— Begin MATERIAL TO PROCESS —
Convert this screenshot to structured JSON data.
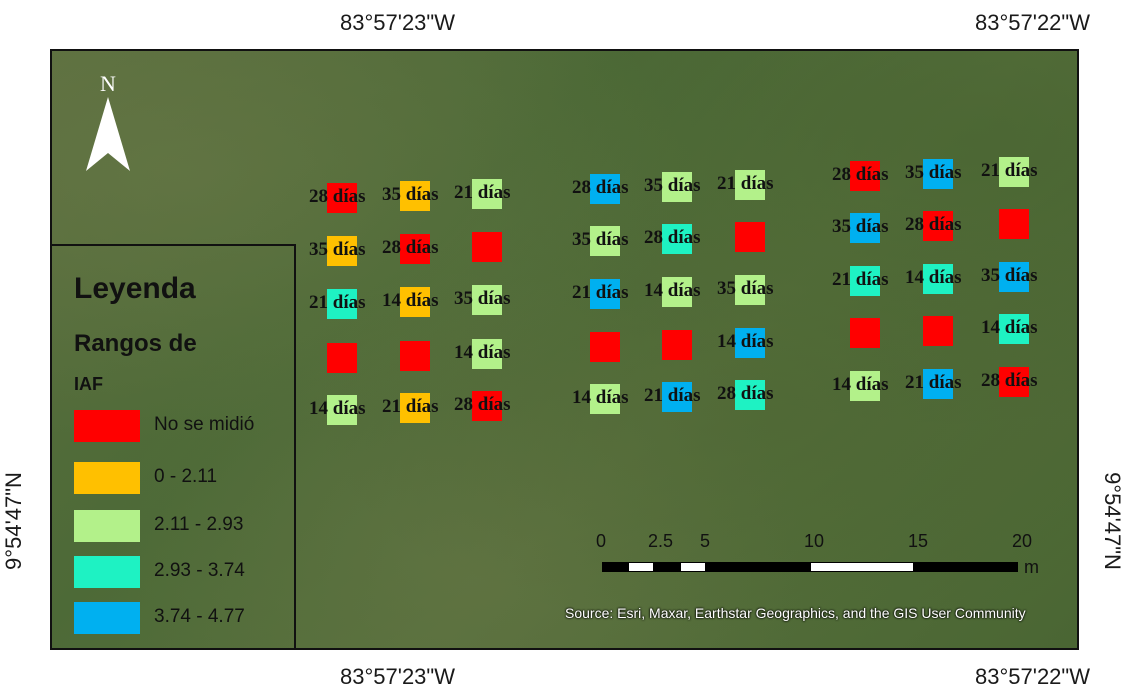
{
  "coords": {
    "top_left": "83°57'23\"W",
    "top_right": "83°57'22\"W",
    "bottom_left": "83°57'23\"W",
    "bottom_right": "83°57'22\"W",
    "left": "9°54'47\"N",
    "right": "9°54'47\"N"
  },
  "north_arrow": {
    "label": "N",
    "icon": "north-arrow-icon"
  },
  "legend": {
    "title": "Leyenda",
    "subtitle": "Rangos de",
    "field": "IAF",
    "items": [
      {
        "label": "No se midió",
        "color": "#ff0000"
      },
      {
        "label": "0 - 2.11",
        "color": "#ffc000"
      },
      {
        "label": "2.11 - 2.93",
        "color": "#b3f18a"
      },
      {
        "label": "2.93 - 3.74",
        "color": "#1ef2c3"
      },
      {
        "label": "3.74 - 4.77",
        "color": "#00b0f0"
      }
    ]
  },
  "plots": [
    {
      "class": 0,
      "label": "28 días"
    },
    {
      "class": 1,
      "label": "35 días"
    },
    {
      "class": 2,
      "label": "21 días"
    },
    {
      "class": 1,
      "label": "35 días"
    },
    {
      "class": 0,
      "label": "28 días"
    },
    {
      "class": 0,
      "label": ""
    },
    {
      "class": 3,
      "label": "21 días"
    },
    {
      "class": 1,
      "label": "14 días"
    },
    {
      "class": 2,
      "label": "35 días"
    },
    {
      "class": 0,
      "label": ""
    },
    {
      "class": 0,
      "label": ""
    },
    {
      "class": 2,
      "label": "14 días"
    },
    {
      "class": 2,
      "label": "14 días"
    },
    {
      "class": 1,
      "label": "21 días"
    },
    {
      "class": 0,
      "label": "28 días"
    },
    {
      "class": 4,
      "label": "28 días"
    },
    {
      "class": 2,
      "label": "35 días"
    },
    {
      "class": 2,
      "label": "21 días"
    },
    {
      "class": 2,
      "label": "35 días"
    },
    {
      "class": 3,
      "label": "28 días"
    },
    {
      "class": 0,
      "label": ""
    },
    {
      "class": 4,
      "label": "21 días"
    },
    {
      "class": 2,
      "label": "14 días"
    },
    {
      "class": 2,
      "label": "35 días"
    },
    {
      "class": 0,
      "label": ""
    },
    {
      "class": 0,
      "label": ""
    },
    {
      "class": 4,
      "label": "14 días"
    },
    {
      "class": 2,
      "label": "14 días"
    },
    {
      "class": 4,
      "label": "21 días"
    },
    {
      "class": 3,
      "label": "28 días"
    },
    {
      "class": 0,
      "label": "28 días"
    },
    {
      "class": 4,
      "label": "35 días"
    },
    {
      "class": 2,
      "label": "21 días"
    },
    {
      "class": 4,
      "label": "35 días"
    },
    {
      "class": 0,
      "label": "28 días"
    },
    {
      "class": 0,
      "label": ""
    },
    {
      "class": 3,
      "label": "21 días"
    },
    {
      "class": 3,
      "label": "14 días"
    },
    {
      "class": 4,
      "label": "35 días"
    },
    {
      "class": 0,
      "label": ""
    },
    {
      "class": 0,
      "label": ""
    },
    {
      "class": 3,
      "label": "14 días"
    },
    {
      "class": 2,
      "label": "14 días"
    },
    {
      "class": 4,
      "label": "21 días"
    },
    {
      "class": 0,
      "label": "28 días"
    }
  ],
  "scale": {
    "ticks": [
      "0",
      "2.5",
      "5",
      "10",
      "15",
      "20"
    ],
    "unit": "m"
  },
  "source": "Source: Esri, Maxar, Earthstar Geographics, and the GIS User Community"
}
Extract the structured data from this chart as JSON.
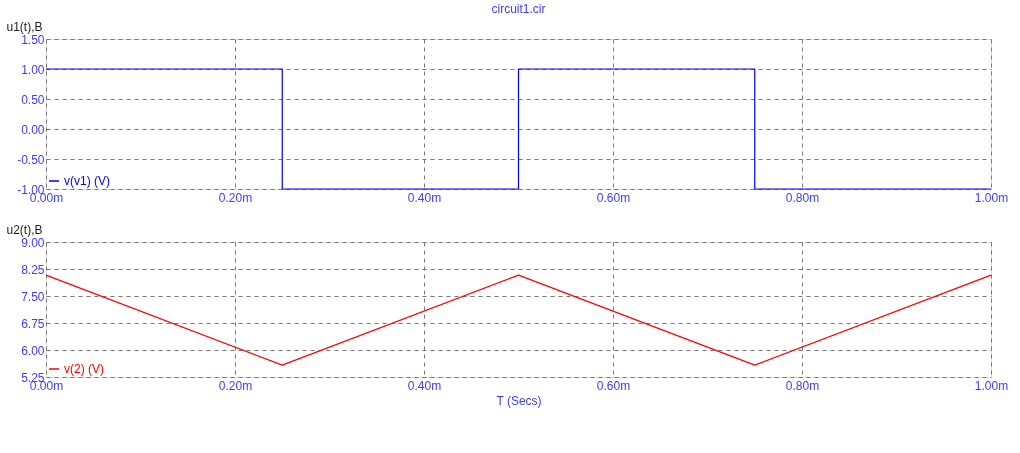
{
  "chart_data": [
    {
      "type": "line",
      "title": "circuit1.cir",
      "ylabel": "u1(t),B",
      "x": [
        0,
        0.25,
        0.25,
        0.5,
        0.5,
        0.75,
        0.75,
        1
      ],
      "series": [
        {
          "name": "v(v1) (V)",
          "color": "#0000ff",
          "values": [
            1,
            1,
            -1,
            -1,
            1,
            1,
            -1,
            -1
          ]
        }
      ],
      "xlim": [
        0,
        1
      ],
      "xticks": [
        {
          "value": 0,
          "label": "0.00m"
        },
        {
          "value": 0.2,
          "label": "0.20m"
        },
        {
          "value": 0.4,
          "label": "0.40m"
        },
        {
          "value": 0.6,
          "label": "0.60m"
        },
        {
          "value": 0.8,
          "label": "0.80m"
        },
        {
          "value": 1,
          "label": "1.00m"
        }
      ],
      "ylim": [
        -1,
        1.5
      ],
      "yticks": [
        {
          "value": -1,
          "label": "-1.00"
        },
        {
          "value": -0.5,
          "label": "-0.50"
        },
        {
          "value": 0,
          "label": "0.00"
        },
        {
          "value": 0.5,
          "label": "0.50"
        },
        {
          "value": 1,
          "label": "1.00"
        },
        {
          "value": 1.5,
          "label": "1.50"
        }
      ],
      "grid": true,
      "legend": "bottom left"
    },
    {
      "type": "line",
      "xlabel": "T (Secs)",
      "ylabel": "u2(t),B",
      "x": [
        0,
        0.25,
        0.5,
        0.75,
        1
      ],
      "series": [
        {
          "name": "v(2) (V)",
          "color": "#ff0000",
          "values": [
            8.08,
            5.58,
            8.08,
            5.58,
            8.08
          ]
        }
      ],
      "xlim": [
        0,
        1
      ],
      "xticks": [
        {
          "value": 0,
          "label": "0.00m"
        },
        {
          "value": 0.2,
          "label": "0.20m"
        },
        {
          "value": 0.4,
          "label": "0.40m"
        },
        {
          "value": 0.6,
          "label": "0.60m"
        },
        {
          "value": 0.8,
          "label": "0.80m"
        },
        {
          "value": 1,
          "label": "1.00m"
        }
      ],
      "ylim": [
        5.25,
        9
      ],
      "yticks": [
        {
          "value": 5.25,
          "label": "5.25"
        },
        {
          "value": 6,
          "label": "6.00"
        },
        {
          "value": 6.75,
          "label": "6.75"
        },
        {
          "value": 7.5,
          "label": "7.50"
        },
        {
          "value": 8.25,
          "label": "8.25"
        },
        {
          "value": 9,
          "label": "9.00"
        }
      ],
      "grid": true,
      "legend": "bottom left"
    }
  ]
}
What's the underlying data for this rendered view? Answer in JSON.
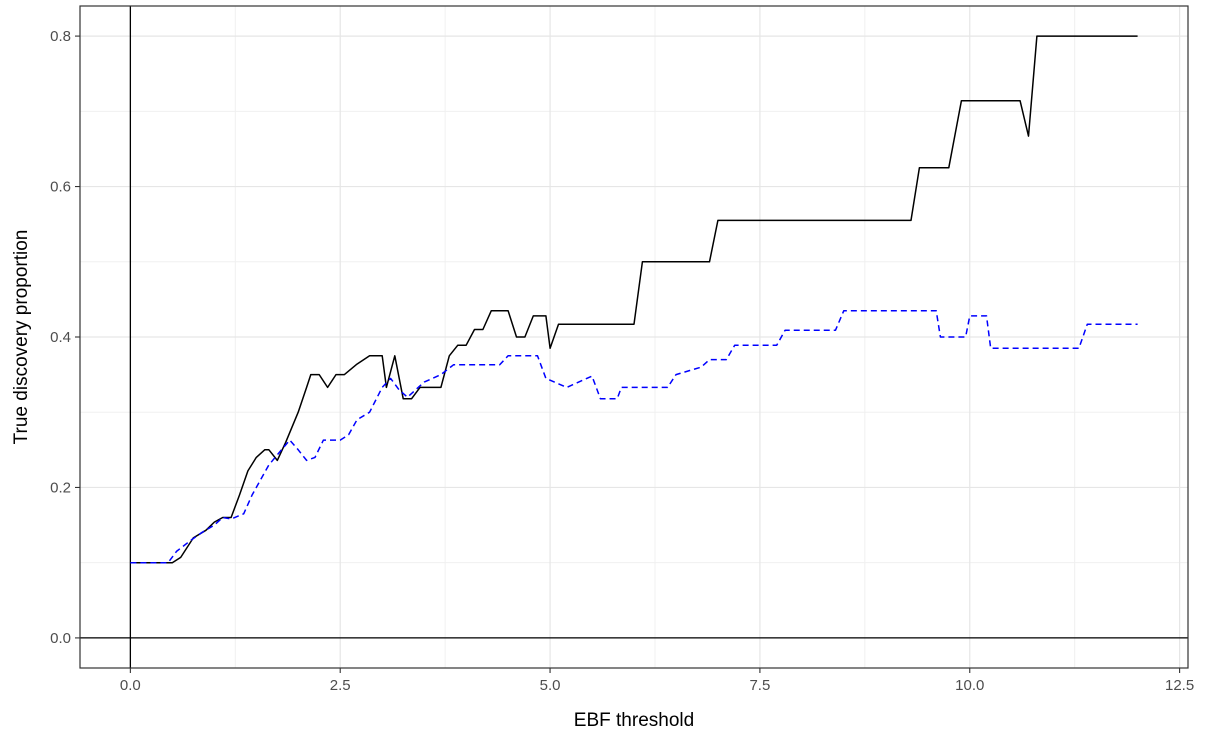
{
  "chart_data": {
    "type": "line",
    "xlabel": "EBF threshold",
    "ylabel": "True discovery proportion",
    "xlim": [
      -0.6,
      12.6
    ],
    "ylim": [
      -0.04,
      0.84
    ],
    "x_ticks": [
      0.0,
      2.5,
      5.0,
      7.5,
      10.0,
      12.5
    ],
    "x_tick_labels": [
      "0.0",
      "2.5",
      "5.0",
      "7.5",
      "10.0",
      "12.5"
    ],
    "y_ticks": [
      0.0,
      0.2,
      0.4,
      0.6,
      0.8
    ],
    "y_tick_labels": [
      "0.0",
      "0.2",
      "0.4",
      "0.6",
      "0.8"
    ],
    "grid": true,
    "reference_lines": {
      "x": 0,
      "y": 0
    },
    "series": [
      {
        "style": "solid",
        "color": "#000000",
        "points": [
          [
            0.0,
            0.1
          ],
          [
            0.5,
            0.1
          ],
          [
            0.6,
            0.107
          ],
          [
            0.75,
            0.133
          ],
          [
            0.9,
            0.143
          ],
          [
            1.0,
            0.154
          ],
          [
            1.1,
            0.16
          ],
          [
            1.2,
            0.16
          ],
          [
            1.3,
            0.19
          ],
          [
            1.4,
            0.222
          ],
          [
            1.5,
            0.24
          ],
          [
            1.6,
            0.25
          ],
          [
            1.65,
            0.25
          ],
          [
            1.75,
            0.236
          ],
          [
            1.85,
            0.26
          ],
          [
            2.0,
            0.3
          ],
          [
            2.1,
            0.333
          ],
          [
            2.15,
            0.35
          ],
          [
            2.25,
            0.35
          ],
          [
            2.35,
            0.333
          ],
          [
            2.45,
            0.35
          ],
          [
            2.55,
            0.35
          ],
          [
            2.7,
            0.364
          ],
          [
            2.85,
            0.375
          ],
          [
            3.0,
            0.375
          ],
          [
            3.05,
            0.333
          ],
          [
            3.15,
            0.375
          ],
          [
            3.25,
            0.318
          ],
          [
            3.35,
            0.318
          ],
          [
            3.45,
            0.333
          ],
          [
            3.6,
            0.333
          ],
          [
            3.7,
            0.333
          ],
          [
            3.8,
            0.375
          ],
          [
            3.9,
            0.389
          ],
          [
            4.0,
            0.389
          ],
          [
            4.1,
            0.41
          ],
          [
            4.2,
            0.41
          ],
          [
            4.3,
            0.435
          ],
          [
            4.5,
            0.435
          ],
          [
            4.6,
            0.4
          ],
          [
            4.7,
            0.4
          ],
          [
            4.8,
            0.428
          ],
          [
            4.95,
            0.428
          ],
          [
            5.0,
            0.385
          ],
          [
            5.1,
            0.417
          ],
          [
            6.0,
            0.417
          ],
          [
            6.1,
            0.5
          ],
          [
            6.9,
            0.5
          ],
          [
            7.0,
            0.555
          ],
          [
            9.3,
            0.555
          ],
          [
            9.4,
            0.625
          ],
          [
            9.75,
            0.625
          ],
          [
            9.9,
            0.714
          ],
          [
            10.6,
            0.714
          ],
          [
            10.7,
            0.667
          ],
          [
            10.8,
            0.8
          ],
          [
            12.0,
            0.8
          ]
        ]
      },
      {
        "style": "dashed",
        "color": "#0000ff",
        "points": [
          [
            0.0,
            0.1
          ],
          [
            0.45,
            0.1
          ],
          [
            0.55,
            0.115
          ],
          [
            0.7,
            0.128
          ],
          [
            0.85,
            0.14
          ],
          [
            1.0,
            0.15
          ],
          [
            1.1,
            0.16
          ],
          [
            1.2,
            0.158
          ],
          [
            1.35,
            0.165
          ],
          [
            1.45,
            0.19
          ],
          [
            1.55,
            0.21
          ],
          [
            1.65,
            0.23
          ],
          [
            1.8,
            0.25
          ],
          [
            1.9,
            0.263
          ],
          [
            2.0,
            0.25
          ],
          [
            2.1,
            0.236
          ],
          [
            2.2,
            0.24
          ],
          [
            2.3,
            0.263
          ],
          [
            2.5,
            0.263
          ],
          [
            2.6,
            0.27
          ],
          [
            2.7,
            0.29
          ],
          [
            2.85,
            0.3
          ],
          [
            3.0,
            0.333
          ],
          [
            3.1,
            0.345
          ],
          [
            3.2,
            0.33
          ],
          [
            3.3,
            0.32
          ],
          [
            3.5,
            0.34
          ],
          [
            3.7,
            0.35
          ],
          [
            3.85,
            0.363
          ],
          [
            4.4,
            0.363
          ],
          [
            4.5,
            0.375
          ],
          [
            4.85,
            0.375
          ],
          [
            4.95,
            0.345
          ],
          [
            5.2,
            0.333
          ],
          [
            5.5,
            0.348
          ],
          [
            5.6,
            0.318
          ],
          [
            5.8,
            0.318
          ],
          [
            5.85,
            0.333
          ],
          [
            6.4,
            0.333
          ],
          [
            6.5,
            0.35
          ],
          [
            6.8,
            0.36
          ],
          [
            6.9,
            0.37
          ],
          [
            7.1,
            0.37
          ],
          [
            7.2,
            0.389
          ],
          [
            7.7,
            0.389
          ],
          [
            7.8,
            0.409
          ],
          [
            8.4,
            0.409
          ],
          [
            8.5,
            0.435
          ],
          [
            9.6,
            0.435
          ],
          [
            9.65,
            0.4
          ],
          [
            9.95,
            0.4
          ],
          [
            10.0,
            0.428
          ],
          [
            10.2,
            0.428
          ],
          [
            10.25,
            0.385
          ],
          [
            11.3,
            0.385
          ],
          [
            11.4,
            0.417
          ],
          [
            12.0,
            0.417
          ]
        ]
      }
    ]
  }
}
— End MATERIAL TO PROCESS —
-- TASK REQUIREMENTS --
From the data above, copy each line that has the string "this".

-- IN RESPONSE --
Convert this screenshot to structured JSON data.
Extract the structured data from this chart as JSON.
What's the underlying data for this rendered view? Answer in JSON.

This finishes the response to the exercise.